Exercise instructions → Give back the whole listing exactly as shown.

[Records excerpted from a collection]
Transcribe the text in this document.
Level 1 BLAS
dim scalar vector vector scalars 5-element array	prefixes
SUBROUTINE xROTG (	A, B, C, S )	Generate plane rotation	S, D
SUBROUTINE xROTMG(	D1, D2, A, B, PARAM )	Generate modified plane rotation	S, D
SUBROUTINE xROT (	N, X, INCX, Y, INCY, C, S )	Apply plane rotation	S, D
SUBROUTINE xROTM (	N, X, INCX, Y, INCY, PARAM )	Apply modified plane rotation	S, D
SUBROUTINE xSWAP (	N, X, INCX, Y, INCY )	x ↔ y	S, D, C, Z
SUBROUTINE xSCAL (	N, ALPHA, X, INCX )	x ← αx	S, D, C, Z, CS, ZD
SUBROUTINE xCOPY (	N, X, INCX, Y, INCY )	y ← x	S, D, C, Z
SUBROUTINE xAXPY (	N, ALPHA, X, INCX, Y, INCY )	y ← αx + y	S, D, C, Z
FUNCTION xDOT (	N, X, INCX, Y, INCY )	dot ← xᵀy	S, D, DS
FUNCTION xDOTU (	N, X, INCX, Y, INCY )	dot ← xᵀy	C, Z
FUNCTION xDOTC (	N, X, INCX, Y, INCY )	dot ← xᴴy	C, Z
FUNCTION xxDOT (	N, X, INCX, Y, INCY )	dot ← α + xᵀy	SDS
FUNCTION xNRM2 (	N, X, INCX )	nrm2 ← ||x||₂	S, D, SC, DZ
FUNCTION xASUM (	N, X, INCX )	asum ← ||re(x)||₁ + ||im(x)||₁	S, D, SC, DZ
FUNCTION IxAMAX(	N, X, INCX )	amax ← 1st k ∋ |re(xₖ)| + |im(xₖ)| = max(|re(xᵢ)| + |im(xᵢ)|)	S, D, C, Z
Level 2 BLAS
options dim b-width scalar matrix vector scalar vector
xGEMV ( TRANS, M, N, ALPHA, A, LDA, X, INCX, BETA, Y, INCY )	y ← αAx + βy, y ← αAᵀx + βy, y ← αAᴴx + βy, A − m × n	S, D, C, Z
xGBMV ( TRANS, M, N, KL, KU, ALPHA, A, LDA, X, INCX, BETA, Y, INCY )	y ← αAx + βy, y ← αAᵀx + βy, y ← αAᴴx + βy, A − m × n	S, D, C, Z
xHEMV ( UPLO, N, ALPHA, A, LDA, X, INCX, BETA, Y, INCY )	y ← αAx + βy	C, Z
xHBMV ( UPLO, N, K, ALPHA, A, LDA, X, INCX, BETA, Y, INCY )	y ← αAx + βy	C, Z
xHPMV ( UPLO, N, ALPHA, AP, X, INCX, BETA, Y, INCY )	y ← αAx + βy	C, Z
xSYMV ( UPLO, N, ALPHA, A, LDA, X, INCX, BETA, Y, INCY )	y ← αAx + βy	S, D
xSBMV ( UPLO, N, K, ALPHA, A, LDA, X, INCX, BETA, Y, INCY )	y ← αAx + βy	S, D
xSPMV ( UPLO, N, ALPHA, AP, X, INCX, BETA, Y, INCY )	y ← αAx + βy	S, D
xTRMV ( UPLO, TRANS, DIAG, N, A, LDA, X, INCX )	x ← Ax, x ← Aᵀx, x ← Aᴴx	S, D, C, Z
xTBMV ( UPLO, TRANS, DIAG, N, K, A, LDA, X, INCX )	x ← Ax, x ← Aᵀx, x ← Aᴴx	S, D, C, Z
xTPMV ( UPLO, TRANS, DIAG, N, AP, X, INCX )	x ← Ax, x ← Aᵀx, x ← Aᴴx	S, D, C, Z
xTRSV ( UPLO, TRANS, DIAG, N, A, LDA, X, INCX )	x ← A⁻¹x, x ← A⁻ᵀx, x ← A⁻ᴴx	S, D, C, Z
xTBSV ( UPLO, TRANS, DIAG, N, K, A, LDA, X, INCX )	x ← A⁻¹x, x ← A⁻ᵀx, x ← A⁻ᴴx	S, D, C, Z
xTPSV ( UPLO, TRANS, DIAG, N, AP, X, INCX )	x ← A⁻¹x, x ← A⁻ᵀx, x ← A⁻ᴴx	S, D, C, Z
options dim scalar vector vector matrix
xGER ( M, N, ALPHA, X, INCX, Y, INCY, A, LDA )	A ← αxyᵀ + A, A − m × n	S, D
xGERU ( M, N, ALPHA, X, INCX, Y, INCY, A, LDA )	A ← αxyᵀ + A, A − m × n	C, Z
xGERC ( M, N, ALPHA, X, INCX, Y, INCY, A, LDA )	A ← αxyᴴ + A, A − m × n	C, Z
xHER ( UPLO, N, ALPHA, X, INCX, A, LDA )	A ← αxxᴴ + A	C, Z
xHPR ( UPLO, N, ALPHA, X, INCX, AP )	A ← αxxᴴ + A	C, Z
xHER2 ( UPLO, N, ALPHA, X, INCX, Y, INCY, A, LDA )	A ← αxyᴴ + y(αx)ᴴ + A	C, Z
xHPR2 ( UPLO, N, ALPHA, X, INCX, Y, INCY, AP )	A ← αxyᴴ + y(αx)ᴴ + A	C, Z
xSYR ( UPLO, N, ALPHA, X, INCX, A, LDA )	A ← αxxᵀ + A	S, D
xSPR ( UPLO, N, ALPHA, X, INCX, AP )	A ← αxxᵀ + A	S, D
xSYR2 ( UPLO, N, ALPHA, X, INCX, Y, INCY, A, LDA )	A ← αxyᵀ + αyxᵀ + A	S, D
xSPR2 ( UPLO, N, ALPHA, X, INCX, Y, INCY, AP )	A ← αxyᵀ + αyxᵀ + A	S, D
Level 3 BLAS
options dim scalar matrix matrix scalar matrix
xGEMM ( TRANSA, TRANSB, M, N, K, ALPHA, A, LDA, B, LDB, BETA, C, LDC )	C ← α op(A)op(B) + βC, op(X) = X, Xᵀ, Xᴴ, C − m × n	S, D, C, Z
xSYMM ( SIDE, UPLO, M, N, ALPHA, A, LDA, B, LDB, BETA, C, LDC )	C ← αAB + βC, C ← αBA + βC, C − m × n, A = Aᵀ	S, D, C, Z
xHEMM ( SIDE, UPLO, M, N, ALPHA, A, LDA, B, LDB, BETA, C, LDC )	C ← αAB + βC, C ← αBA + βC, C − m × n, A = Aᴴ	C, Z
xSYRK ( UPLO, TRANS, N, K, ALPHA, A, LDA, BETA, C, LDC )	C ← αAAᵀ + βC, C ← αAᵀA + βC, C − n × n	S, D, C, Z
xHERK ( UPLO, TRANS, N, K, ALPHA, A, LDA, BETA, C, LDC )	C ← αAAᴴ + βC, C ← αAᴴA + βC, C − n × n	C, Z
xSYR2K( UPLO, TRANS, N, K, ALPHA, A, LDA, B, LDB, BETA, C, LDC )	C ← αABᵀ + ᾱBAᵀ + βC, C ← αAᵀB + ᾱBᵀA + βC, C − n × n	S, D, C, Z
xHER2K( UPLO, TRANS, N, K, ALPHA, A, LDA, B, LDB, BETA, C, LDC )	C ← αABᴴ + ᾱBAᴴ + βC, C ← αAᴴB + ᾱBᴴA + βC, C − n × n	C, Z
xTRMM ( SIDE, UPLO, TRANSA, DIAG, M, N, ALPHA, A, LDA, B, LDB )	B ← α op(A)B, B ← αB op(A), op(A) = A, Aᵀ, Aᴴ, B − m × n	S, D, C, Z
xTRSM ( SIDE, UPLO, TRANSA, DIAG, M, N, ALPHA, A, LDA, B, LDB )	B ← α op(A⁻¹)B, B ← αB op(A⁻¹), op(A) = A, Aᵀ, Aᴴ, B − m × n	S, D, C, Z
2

Correct response →
Transcribe the text in this document.
Level 1 BLAS
dim scalar vector vector scalars 5-element array	prefixes
SUBROUTINE xROTG (	A, B, C, S )	Generate plane rotation	S, D
SUBROUTINE xROTMG(	D1, D2, A, B, PARAM )	Generate modified plane rotation	S, D
SUBROUTINE xROT (	N, X, INCX, Y, INCY, C, S )	Apply plane rotation	S, D
SUBROUTINE xROTM (	N, X, INCX, Y, INCY, PARAM )	Apply modified plane rotation	S, D
SUBROUTINE xSWAP (	N, X, INCX, Y, INCY )	x ↔ y	S, D, C, Z
SUBROUTINE xSCAL (	N, ALPHA, X, INCX )	x ← αx	S, D, C, Z, CS, ZD
SUBROUTINE xCOPY (	N, X, INCX, Y, INCY )	y ← x	S, D, C, Z
SUBROUTINE xAXPY (	N, ALPHA, X, INCX, Y, INCY )	y ← αx + y	S, D, C, Z
FUNCTION xDOT (	N, X, INCX, Y, INCY )	dot ← xᵀy	S, D, DS
FUNCTION xDOTU (	N, X, INCX, Y, INCY )	dot ← xᵀy	C, Z
FUNCTION xDOTC (	N, X, INCX, Y, INCY )	dot ← xᴴy	C, Z
FUNCTION xxDOT (	N, X, INCX, Y, INCY )	dot ← α + xᵀy	SDS
FUNCTION xNRM2 (	N, X, INCX )	nrm2 ← ||x||₂	S, D, SC, DZ
FUNCTION xASUM (	N, X, INCX )	asum ← ||re(x)||₁ + ||im(x)||₁	S, D, SC, DZ
FUNCTION IxAMAX(	N, X, INCX )	amax ← 1st k ∋ |re(xₖ)| + |im(xₖ)| = max(|re(xᵢ)| + |im(xᵢ)|)	S, D, C, Z
Level 2 BLAS
options dim b-width scalar matrix vector scalar vector
xGEMV ( TRANS, M, N, ALPHA, A, LDA, X, INCX, BETA, Y, INCY )	y ← αAx + βy, y ← αAᵀx + βy, y ← αAᴴx + βy, A − m × n	S, D, C, Z
xGBMV ( TRANS, M, N, KL, KU, ALPHA, A, LDA, X, INCX, BETA, Y, INCY )	y ← αAx + βy, y ← αAᵀx + βy, y ← αAᴴx + βy, A − m × n	S, D, C, Z
xHEMV ( UPLO, N, ALPHA, A, LDA, X, INCX, BETA, Y, INCY )	y ← αAx + βy	C, Z
xHBMV ( UPLO, N, K, ALPHA, A, LDA, X, INCX, BETA, Y, INCY )	y ← αAx + βy	C, Z
xHPMV ( UPLO, N, ALPHA, AP, X, INCX, BETA, Y, INCY )	y ← αAx + βy	C, Z
xSYMV ( UPLO, N, ALPHA, A, LDA, X, INCX, BETA, Y, INCY )	y ← αAx + βy	S, D
xSBMV ( UPLO, N, K, ALPHA, A, LDA, X, INCX, BETA, Y, INCY )	y ← αAx + βy	S, D
xSPMV ( UPLO, N, ALPHA, AP, X, INCX, BETA, Y, INCY )	y ← αAx + βy	S, D
xTRMV ( UPLO, TRANS, DIAG, N, A, LDA, X, INCX )	x ← Ax, x ← Aᵀx, x ← Aᴴx	S, D, C, Z
xTBMV ( UPLO, TRANS, DIAG, N, K, A, LDA, X, INCX )	x ← Ax, x ← Aᵀx, x ← Aᴴx	S, D, C, Z
xTPMV ( UPLO, TRANS, DIAG, N, AP, X, INCX )	x ← Ax, x ← Aᵀx, x ← Aᴴx	S, D, C, Z
xTRSV ( UPLO, TRANS, DIAG, N, A, LDA, X, INCX )	x ← A⁻¹x, x ← A⁻ᵀx, x ← A⁻ᴴx	S, D, C, Z
xTBSV ( UPLO, TRANS, DIAG, N, K, A, LDA, X, INCX )	x ← A⁻¹x, x ← A⁻ᵀx, x ← A⁻ᴴx	S, D, C, Z
xTPSV ( UPLO, TRANS, DIAG, N, AP, X, INCX )	x ← A⁻¹x, x ← A⁻ᵀx, x ← A⁻ᴴx	S, D, C, Z
options dim scalar vector vector matrix
xGER ( M, N, ALPHA, X, INCX, Y, INCY, A, LDA )	A ← αxyᵀ + A, A − m × n	S, D
xGERU ( M, N, ALPHA, X, INCX, Y, INCY, A, LDA )	A ← αxyᵀ + A, A − m × n	C, Z
xGERC ( M, N, ALPHA, X, INCX, Y, INCY, A, LDA )	A ← αxyᴴ + A, A − m × n	C, Z
xHER ( UPLO, N, ALPHA, X, INCX, A, LDA )	A ← αxxᴴ + A	C, Z
xHPR ( UPLO, N, ALPHA, X, INCX, AP )	A ← αxxᴴ + A	C, Z
xHER2 ( UPLO, N, ALPHA, X, INCX, Y, INCY, A, LDA )	A ← αxyᴴ + y(αx)ᴴ + A	C, Z
xHPR2 ( UPLO, N, ALPHA, X, INCX, Y, INCY, AP )	A ← αxyᴴ + y(αx)ᴴ + A	C, Z
xSYR ( UPLO, N, ALPHA, X, INCX, A, LDA )	A ← αxxᵀ + A	S, D
xSPR ( UPLO, N, ALPHA, X, INCX, AP )	A ← αxxᵀ + A	S, D
xSYR2 ( UPLO, N, ALPHA, X, INCX, Y, INCY, A, LDA )	A ← αxyᵀ + αyxᵀ + A	S, D
xSPR2 ( UPLO, N, ALPHA, X, INCX, Y, INCY, AP )	A ← αxyᵀ + αyxᵀ + A	S, D
Level 3 BLAS
options dim scalar matrix matrix scalar matrix
xGEMM ( TRANSA, TRANSB, M, N, K, ALPHA, A, LDA, B, LDB, BETA, C, LDC )	C ← α op(A)op(B) + βC, op(X) = X, Xᵀ, Xᴴ, C − m × n	S, D, C, Z
xSYMM ( SIDE, UPLO, M, N, ALPHA, A, LDA, B, LDB, BETA, C, LDC )	C ← αAB + βC, C ← αBA + βC, C − m × n, A = Aᵀ	S, D, C, Z
xHEMM ( SIDE, UPLO, M, N, ALPHA, A, LDA, B, LDB, BETA, C, LDC )	C ← αAB + βC, C ← αBA + βC, C − m × n, A = Aᴴ	C, Z
xSYRK ( UPLO, TRANS, N, K, ALPHA, A, LDA, BETA, C, LDC )	C ← αAAᵀ + βC, C ← αAᵀA + βC, C − n × n	S, D, C, Z
xHERK ( UPLO, TRANS, N, K, ALPHA, A, LDA, BETA, C, LDC )	C ← αAAᴴ + βC, C ← αAᴴA + βC, C − n × n	C, Z
xSYR2K( UPLO, TRANS, N, K, ALPHA, A, LDA, B, LDB, BETA, C, LDC )	C ← αABᵀ + ᾱBAᵀ + βC, C ← αAᵀB + ᾱBᵀA + βC, C − n × n	S, D, C, Z
xHER2K( UPLO, TRANS, N, K, ALPHA, A, LDA, B, LDB, BETA, C, LDC )	C ← αABᴴ + ᾱBAᴴ + βC, C ← αAᴴB + ᾱBᴴA + βC, C − n × n	C, Z
xTRMM ( SIDE, UPLO, TRANSA, DIAG, M, N, ALPHA, A, LDA, B, LDB )	B ← α op(A)B, B ← αB op(A), op(A) = A, Aᵀ, Aᴴ, B − m × n	S, D, C, Z
xTRSM ( SIDE, UPLO, TRANSA, DIAG, M, N, ALPHA, A, LDA, B, LDB )	B ← α op(A⁻¹)B, B ← αB op(A⁻¹), op(A) = A, Aᵀ, Aᴴ, B − m × n	S, D, C, Z
2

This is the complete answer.